====== AVAILABLE DATA ======

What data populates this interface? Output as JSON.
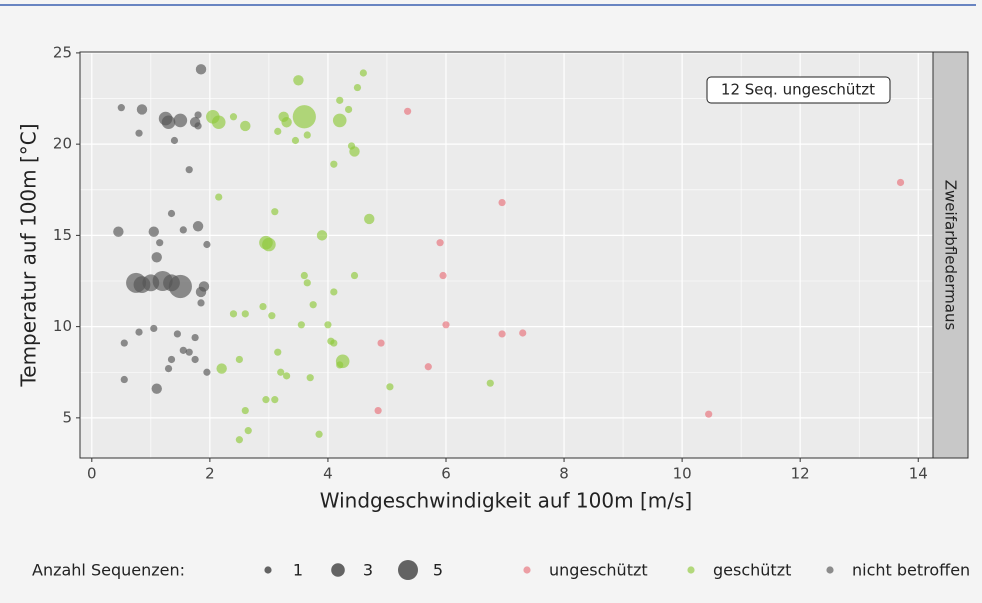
{
  "chart_data": {
    "type": "scatter",
    "xlabel": "Windgeschwindigkeit auf 100m [m/s]",
    "ylabel": "Temperatur auf 100m [°C]",
    "facet": "Zweifarbfledermaus",
    "annotation": "12 Seq. ungeschützt",
    "xlim": [
      -0.2,
      14.25
    ],
    "xticks": [
      0,
      2,
      4,
      6,
      8,
      10,
      12,
      14
    ],
    "ylim": [
      2.8,
      25.05
    ],
    "yticks": [
      5,
      10,
      15,
      20,
      25
    ],
    "grid": true,
    "size_legend": {
      "title": "Anzahl Sequenzen:",
      "values": [
        1,
        3,
        5
      ]
    },
    "series": [
      {
        "name": "ungeschützt",
        "color": "#e8707a",
        "x": [
          5.35,
          13.7,
          6.95,
          5.9,
          5.95,
          6.0,
          6.95,
          7.3,
          4.9,
          5.7,
          4.85,
          10.45
        ],
        "values": [
          21.8,
          17.9,
          16.8,
          14.6,
          12.8,
          10.1,
          9.6,
          9.65,
          9.1,
          7.8,
          5.4,
          5.2
        ],
        "sizes": [
          1,
          1,
          1,
          1,
          1,
          1,
          1,
          1,
          1,
          1,
          1,
          1
        ]
      },
      {
        "name": "geschützt",
        "color": "#8fc93a",
        "x": [
          4.6,
          3.5,
          4.5,
          4.2,
          2.05,
          2.15,
          2.4,
          2.6,
          3.25,
          3.3,
          3.6,
          4.2,
          4.35,
          3.15,
          3.45,
          3.65,
          4.4,
          4.45,
          4.1,
          2.15,
          3.1,
          4.7,
          2.95,
          3.0,
          3.9,
          3.6,
          3.65,
          4.45,
          4.1,
          3.75,
          2.9,
          3.05,
          2.4,
          2.6,
          3.55,
          4.0,
          4.05,
          4.1,
          3.15,
          4.25,
          4.2,
          2.2,
          2.5,
          3.2,
          3.3,
          3.7,
          5.05,
          6.75,
          2.95,
          3.1,
          2.6,
          2.65,
          2.5,
          3.85
        ],
        "values": [
          23.9,
          23.5,
          23.1,
          22.4,
          21.5,
          21.2,
          21.5,
          21.0,
          21.5,
          21.2,
          21.5,
          21.3,
          21.9,
          20.7,
          20.2,
          20.5,
          19.9,
          19.6,
          18.9,
          17.1,
          16.3,
          15.9,
          14.6,
          14.5,
          15.0,
          12.8,
          12.4,
          12.8,
          11.9,
          11.2,
          11.1,
          10.6,
          10.7,
          10.7,
          10.1,
          10.1,
          9.2,
          9.1,
          8.6,
          8.1,
          7.9,
          7.7,
          8.2,
          7.5,
          7.3,
          7.2,
          6.7,
          6.9,
          6.0,
          6.0,
          5.4,
          4.3,
          3.8,
          4.1
        ],
        "sizes": [
          1,
          2,
          1,
          1,
          3,
          3,
          1,
          2,
          2,
          2,
          6,
          3,
          1,
          1,
          1,
          1,
          1,
          2,
          1,
          1,
          1,
          2,
          3,
          3,
          2,
          1,
          1,
          1,
          1,
          1,
          1,
          1,
          1,
          1,
          1,
          1,
          1,
          1,
          1,
          3,
          1,
          2,
          1,
          1,
          1,
          1,
          1,
          1,
          1,
          1,
          1,
          1,
          1,
          1
        ]
      },
      {
        "name": "nicht betroffen",
        "color": "#555555",
        "x": [
          1.85,
          0.5,
          0.85,
          0.8,
          1.25,
          1.3,
          1.5,
          1.75,
          1.8,
          1.8,
          1.4,
          1.65,
          0.45,
          1.05,
          1.35,
          1.8,
          1.55,
          1.15,
          1.95,
          1.1,
          0.75,
          0.85,
          1.0,
          1.2,
          1.35,
          1.5,
          1.9,
          1.85,
          1.85,
          0.8,
          1.05,
          0.55,
          1.45,
          1.75,
          1.65,
          1.55,
          1.35,
          1.75,
          1.3,
          1.95,
          0.55,
          1.1
        ],
        "values": [
          24.1,
          22.0,
          21.9,
          20.6,
          21.4,
          21.2,
          21.3,
          21.2,
          21.6,
          21.0,
          20.2,
          18.6,
          15.2,
          15.2,
          16.2,
          15.5,
          15.3,
          14.6,
          14.5,
          13.8,
          12.4,
          12.3,
          12.4,
          12.5,
          12.4,
          12.2,
          12.2,
          11.9,
          11.3,
          9.7,
          9.9,
          9.1,
          9.6,
          9.4,
          8.6,
          8.7,
          8.2,
          8.2,
          7.7,
          7.5,
          7.1,
          6.6
        ],
        "sizes": [
          2,
          1,
          2,
          1,
          3,
          3,
          3,
          2,
          1,
          1,
          1,
          1,
          2,
          2,
          1,
          2,
          1,
          1,
          1,
          2,
          5,
          4,
          4,
          5,
          4,
          6,
          2,
          2,
          1,
          1,
          1,
          1,
          1,
          1,
          1,
          1,
          1,
          1,
          1,
          1,
          1,
          2
        ]
      }
    ]
  }
}
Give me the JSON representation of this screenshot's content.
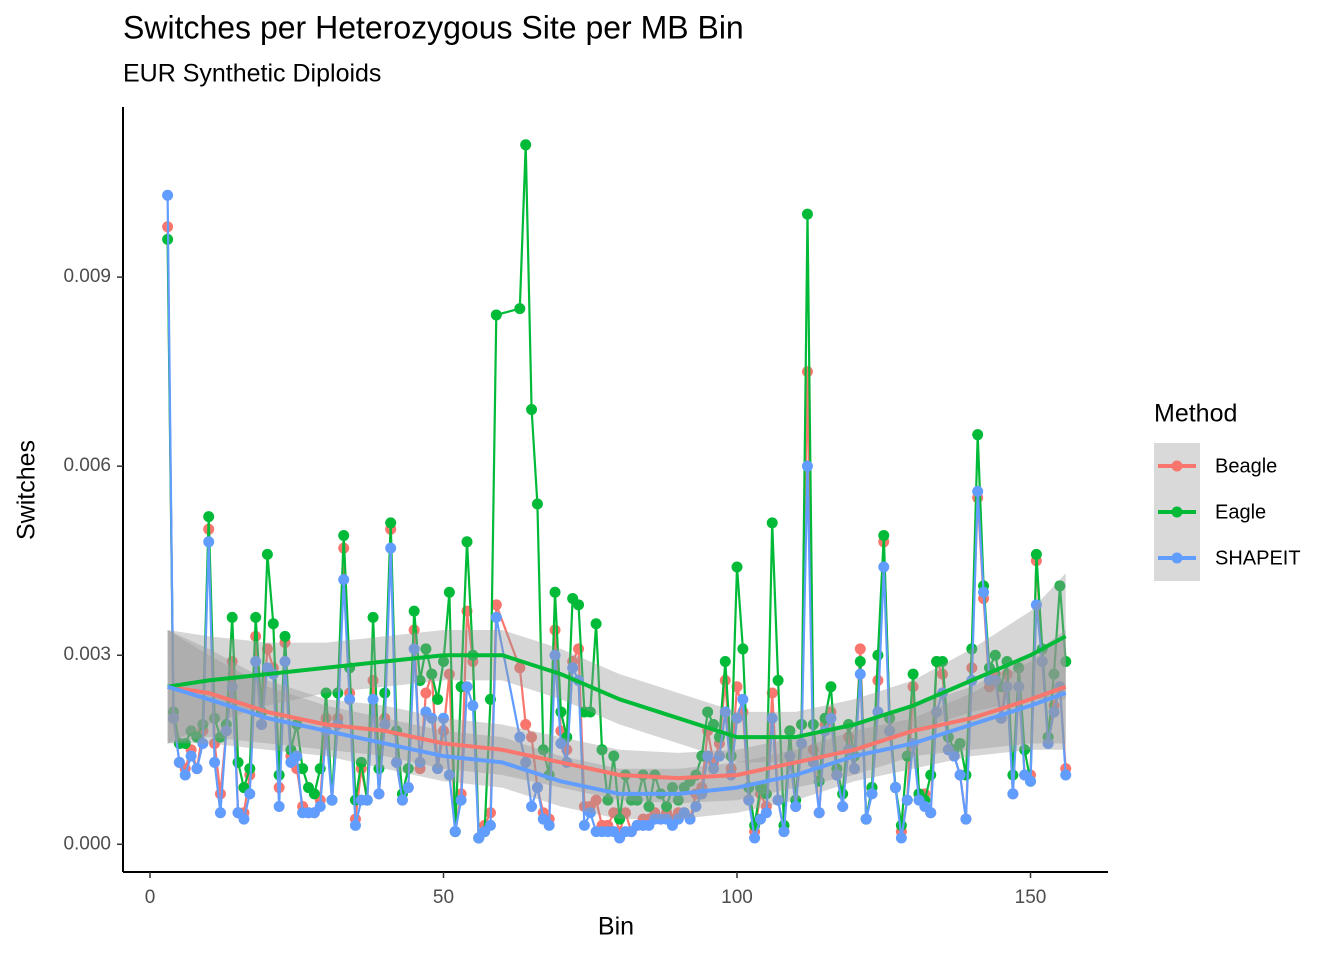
{
  "chart_data": {
    "type": "line",
    "title": "Switches per Heterozygous Site per MB Bin",
    "subtitle": "EUR Synthetic Diploids",
    "x_label": "Bin",
    "y_label": "Switches",
    "legend_title": "Method",
    "legend_position": "right",
    "xlim": [
      -4.6,
      163.2
    ],
    "xticks": [
      0,
      50,
      100,
      150
    ],
    "ylim": [
      -0.00044,
      0.0117
    ],
    "yticks": [
      {
        "value": 0,
        "label": "0.000"
      },
      {
        "value": 0.003,
        "label": "0.003"
      },
      {
        "value": 0.006,
        "label": "0.006"
      },
      {
        "value": 0.009,
        "label": "0.009"
      }
    ],
    "x": [
      3,
      4,
      5,
      6,
      7,
      8,
      9,
      10,
      11,
      12,
      13,
      14,
      15,
      16,
      17,
      18,
      19,
      20,
      21,
      22,
      23,
      24,
      25,
      26,
      27,
      28,
      29,
      30,
      31,
      32,
      33,
      34,
      35,
      36,
      37,
      38,
      39,
      40,
      41,
      42,
      43,
      44,
      45,
      46,
      47,
      48,
      49,
      50,
      51,
      52,
      53,
      54,
      55,
      56,
      57,
      58,
      59,
      63,
      64,
      65,
      66,
      67,
      68,
      69,
      70,
      71,
      72,
      73,
      74,
      75,
      76,
      77,
      78,
      79,
      80,
      81,
      82,
      83,
      84,
      85,
      86,
      87,
      88,
      89,
      90,
      91,
      92,
      93,
      94,
      95,
      96,
      97,
      98,
      99,
      100,
      101,
      102,
      103,
      104,
      105,
      106,
      107,
      108,
      109,
      110,
      111,
      112,
      113,
      114,
      115,
      116,
      117,
      118,
      119,
      120,
      121,
      122,
      123,
      124,
      125,
      126,
      127,
      128,
      129,
      130,
      131,
      132,
      133,
      134,
      135,
      136,
      137,
      138,
      139,
      140,
      141,
      142,
      143,
      144,
      145,
      146,
      147,
      148,
      149,
      150,
      151,
      152,
      153,
      154,
      155,
      156
    ],
    "series": [
      {
        "name": "Beagle",
        "color": "#F8766D",
        "values": [
          0.0098,
          0.002,
          0.0013,
          0.0012,
          0.0015,
          0.0012,
          0.0018,
          0.005,
          0.0016,
          0.0008,
          0.0018,
          0.0029,
          0.0005,
          0.0005,
          0.0011,
          0.0033,
          0.0019,
          0.0031,
          0.0028,
          0.0009,
          0.0032,
          0.0014,
          0.0012,
          0.0006,
          0.0005,
          0.0005,
          0.0007,
          0.002,
          0.0007,
          0.002,
          0.0047,
          0.0024,
          0.0004,
          0.0012,
          0.0007,
          0.0026,
          0.0008,
          0.002,
          0.005,
          0.0013,
          0.0007,
          0.0009,
          0.0034,
          0.0012,
          0.0024,
          0.0027,
          0.0012,
          0.0018,
          0.0027,
          0.0002,
          0.0008,
          0.0037,
          0.0029,
          0.0001,
          0.0003,
          0.0005,
          0.0038,
          0.0028,
          0.0019,
          0.0017,
          0.0009,
          0.0005,
          0.0004,
          0.0034,
          0.0018,
          0.0015,
          0.0029,
          0.0031,
          0.0006,
          0.0006,
          0.0007,
          0.0003,
          0.0003,
          0.0005,
          0.0002,
          0.0005,
          0.0002,
          0.0003,
          0.0004,
          0.0004,
          0.0005,
          0.0004,
          0.0005,
          0.0004,
          0.0005,
          0.0005,
          0.0004,
          0.0008,
          0.0009,
          0.0018,
          0.0013,
          0.0016,
          0.0026,
          0.0012,
          0.0025,
          0.0021,
          0.0007,
          0.0002,
          0.0008,
          0.0006,
          0.0024,
          0.0007,
          0.0002,
          0.0018,
          0.0006,
          0.0019,
          0.0075,
          0.0015,
          0.0005,
          0.0019,
          0.0021,
          0.0011,
          0.0006,
          0.0017,
          0.0012,
          0.0031,
          0.0004,
          0.0009,
          0.0026,
          0.0048,
          0.002,
          0.0009,
          0.0002,
          0.0007,
          0.0025,
          0.0008,
          0.0008,
          0.0005,
          0.0029,
          0.0027,
          0.0015,
          0.0014,
          0.0011,
          0.0004,
          0.0028,
          0.0055,
          0.0039,
          0.0025,
          0.0027,
          0.002,
          0.0027,
          0.0008,
          0.0028,
          0.0011,
          0.0011,
          0.0045,
          0.0029,
          0.0017,
          0.0022,
          0.0025,
          0.0012
        ],
        "smooth": {
          "x": [
            3,
            10,
            20,
            30,
            40,
            50,
            60,
            70,
            80,
            90,
            100,
            110,
            120,
            130,
            140,
            150,
            156
          ],
          "values": [
            0.0025,
            0.0024,
            0.0021,
            0.0019,
            0.0018,
            0.0016,
            0.0015,
            0.0013,
            0.0011,
            0.00105,
            0.0011,
            0.0013,
            0.0015,
            0.0018,
            0.002,
            0.0023,
            0.0025
          ],
          "ci": [
            0.0009,
            0.0007,
            0.0005,
            0.0004,
            0.0004,
            0.0004,
            0.0004,
            0.0004,
            0.0004,
            0.0004,
            0.0004,
            0.0004,
            0.0004,
            0.0004,
            0.0005,
            0.0007,
            0.0009
          ]
        }
      },
      {
        "name": "Eagle",
        "color": "#00BA38",
        "values": [
          0.0096,
          0.0021,
          0.0016,
          0.0016,
          0.0018,
          0.0017,
          0.0019,
          0.0052,
          0.002,
          0.0017,
          0.0019,
          0.0036,
          0.0013,
          0.0009,
          0.0012,
          0.0036,
          0.0021,
          0.0046,
          0.0035,
          0.0011,
          0.0033,
          0.0015,
          0.0019,
          0.0012,
          0.0009,
          0.0008,
          0.0012,
          0.0024,
          0.0007,
          0.0024,
          0.0049,
          0.0028,
          0.0007,
          0.0013,
          0.0007,
          0.0036,
          0.0012,
          0.0024,
          0.0051,
          0.0018,
          0.0008,
          0.0012,
          0.0037,
          0.0026,
          0.0031,
          0.0027,
          0.0023,
          0.0029,
          0.004,
          0.0002,
          0.0025,
          0.0048,
          0.003,
          0.0001,
          0.0002,
          0.0023,
          0.0084,
          0.0085,
          0.0111,
          0.0069,
          0.0054,
          0.0015,
          0.0011,
          0.004,
          0.0021,
          0.0017,
          0.0039,
          0.0038,
          0.0021,
          0.0021,
          0.0035,
          0.0015,
          0.0007,
          0.0014,
          0.0004,
          0.0011,
          0.0007,
          0.0007,
          0.0011,
          0.0006,
          0.0011,
          0.0008,
          0.0006,
          0.0009,
          0.0007,
          0.0009,
          0.001,
          0.0011,
          0.0014,
          0.0021,
          0.0019,
          0.0017,
          0.0029,
          0.0014,
          0.0044,
          0.0031,
          0.0009,
          0.0003,
          0.0009,
          0.0008,
          0.0051,
          0.0026,
          0.0003,
          0.0018,
          0.0007,
          0.0019,
          0.01,
          0.0019,
          0.001,
          0.002,
          0.0025,
          0.0012,
          0.0008,
          0.0019,
          0.0014,
          0.0029,
          0.0004,
          0.0009,
          0.003,
          0.0049,
          0.002,
          0.0009,
          0.0003,
          0.0014,
          0.0027,
          0.0008,
          0.0007,
          0.0011,
          0.0029,
          0.0029,
          0.0017,
          0.0015,
          0.0016,
          0.0011,
          0.0031,
          0.0065,
          0.0041,
          0.0028,
          0.003,
          0.0025,
          0.0029,
          0.0011,
          0.0028,
          0.0015,
          0.001,
          0.0046,
          0.0031,
          0.0017,
          0.0027,
          0.0041,
          0.0029
        ],
        "smooth": {
          "x": [
            3,
            10,
            20,
            30,
            40,
            50,
            60,
            70,
            80,
            90,
            100,
            110,
            120,
            130,
            140,
            150,
            156
          ],
          "values": [
            0.0025,
            0.0026,
            0.0027,
            0.0028,
            0.0029,
            0.003,
            0.003,
            0.0027,
            0.0023,
            0.002,
            0.0017,
            0.0017,
            0.0019,
            0.0022,
            0.0026,
            0.003,
            0.0033
          ],
          "ci": [
            0.0009,
            0.0007,
            0.0005,
            0.0004,
            0.0004,
            0.0004,
            0.0004,
            0.0004,
            0.0004,
            0.0004,
            0.0004,
            0.0004,
            0.0004,
            0.0004,
            0.0005,
            0.0007,
            0.001
          ]
        }
      },
      {
        "name": "SHAPEIT",
        "color": "#619CFF",
        "values": [
          0.0103,
          0.002,
          0.0013,
          0.0011,
          0.0014,
          0.0012,
          0.0016,
          0.0048,
          0.0013,
          0.0005,
          0.0018,
          0.0025,
          0.0005,
          0.0004,
          0.0008,
          0.0029,
          0.0019,
          0.0028,
          0.0027,
          0.0006,
          0.0029,
          0.0013,
          0.0014,
          0.0005,
          0.0005,
          0.0005,
          0.0006,
          0.0018,
          0.0007,
          0.0019,
          0.0042,
          0.0023,
          0.0003,
          0.0007,
          0.0007,
          0.0023,
          0.0008,
          0.0019,
          0.0047,
          0.0013,
          0.0007,
          0.0009,
          0.0031,
          0.0013,
          0.0021,
          0.002,
          0.0012,
          0.002,
          0.0011,
          0.0002,
          0.0007,
          0.0025,
          0.0022,
          0.0001,
          0.0002,
          0.0003,
          0.0036,
          0.0017,
          0.0013,
          0.0006,
          0.0009,
          0.0004,
          0.0003,
          0.003,
          0.0016,
          0.0013,
          0.0028,
          0.0026,
          0.0003,
          0.0005,
          0.0002,
          0.0002,
          0.0002,
          0.0002,
          0.0001,
          0.0002,
          0.0002,
          0.0003,
          0.0003,
          0.0003,
          0.0004,
          0.0004,
          0.0004,
          0.0003,
          0.0004,
          0.0005,
          0.0004,
          0.0006,
          0.0008,
          0.0014,
          0.0012,
          0.0014,
          0.0021,
          0.0011,
          0.002,
          0.0023,
          0.0007,
          0.0001,
          0.0004,
          0.0005,
          0.002,
          0.0007,
          0.0002,
          0.0014,
          0.0006,
          0.0016,
          0.006,
          0.0013,
          0.0005,
          0.0018,
          0.002,
          0.0011,
          0.0006,
          0.0015,
          0.0012,
          0.0027,
          0.0004,
          0.0008,
          0.0021,
          0.0044,
          0.0018,
          0.0009,
          0.0001,
          0.0007,
          0.0016,
          0.0007,
          0.0006,
          0.0005,
          0.0021,
          0.0024,
          0.0015,
          0.0014,
          0.0011,
          0.0004,
          0.0026,
          0.0056,
          0.004,
          0.0026,
          0.0026,
          0.002,
          0.0025,
          0.0008,
          0.0025,
          0.0011,
          0.001,
          0.0038,
          0.0029,
          0.0016,
          0.0021,
          0.0025,
          0.0011
        ],
        "smooth": {
          "x": [
            3,
            10,
            20,
            30,
            40,
            50,
            60,
            70,
            80,
            90,
            100,
            110,
            120,
            130,
            140,
            150,
            156
          ],
          "values": [
            0.0025,
            0.0023,
            0.002,
            0.0018,
            0.0016,
            0.0014,
            0.0013,
            0.001,
            0.0008,
            0.0008,
            0.0009,
            0.0011,
            0.0014,
            0.0016,
            0.0019,
            0.0022,
            0.0024
          ],
          "ci": [
            0.0009,
            0.0007,
            0.0005,
            0.0004,
            0.0004,
            0.0004,
            0.0004,
            0.0004,
            0.0004,
            0.0004,
            0.0004,
            0.0004,
            0.0004,
            0.0004,
            0.0005,
            0.0007,
            0.0009
          ]
        }
      }
    ]
  }
}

======

* _STATED TASK_: Write down every line of the data above that includes the string "color".

* _RESPONSE FOR THIS EXERCISE_:
        "color": "#e8707a",
        "color": "#8fc93a",
        "color": "#555555",
        "color": "#F8766D",
        "color": "#00BA38",
        "color": "#619CFF",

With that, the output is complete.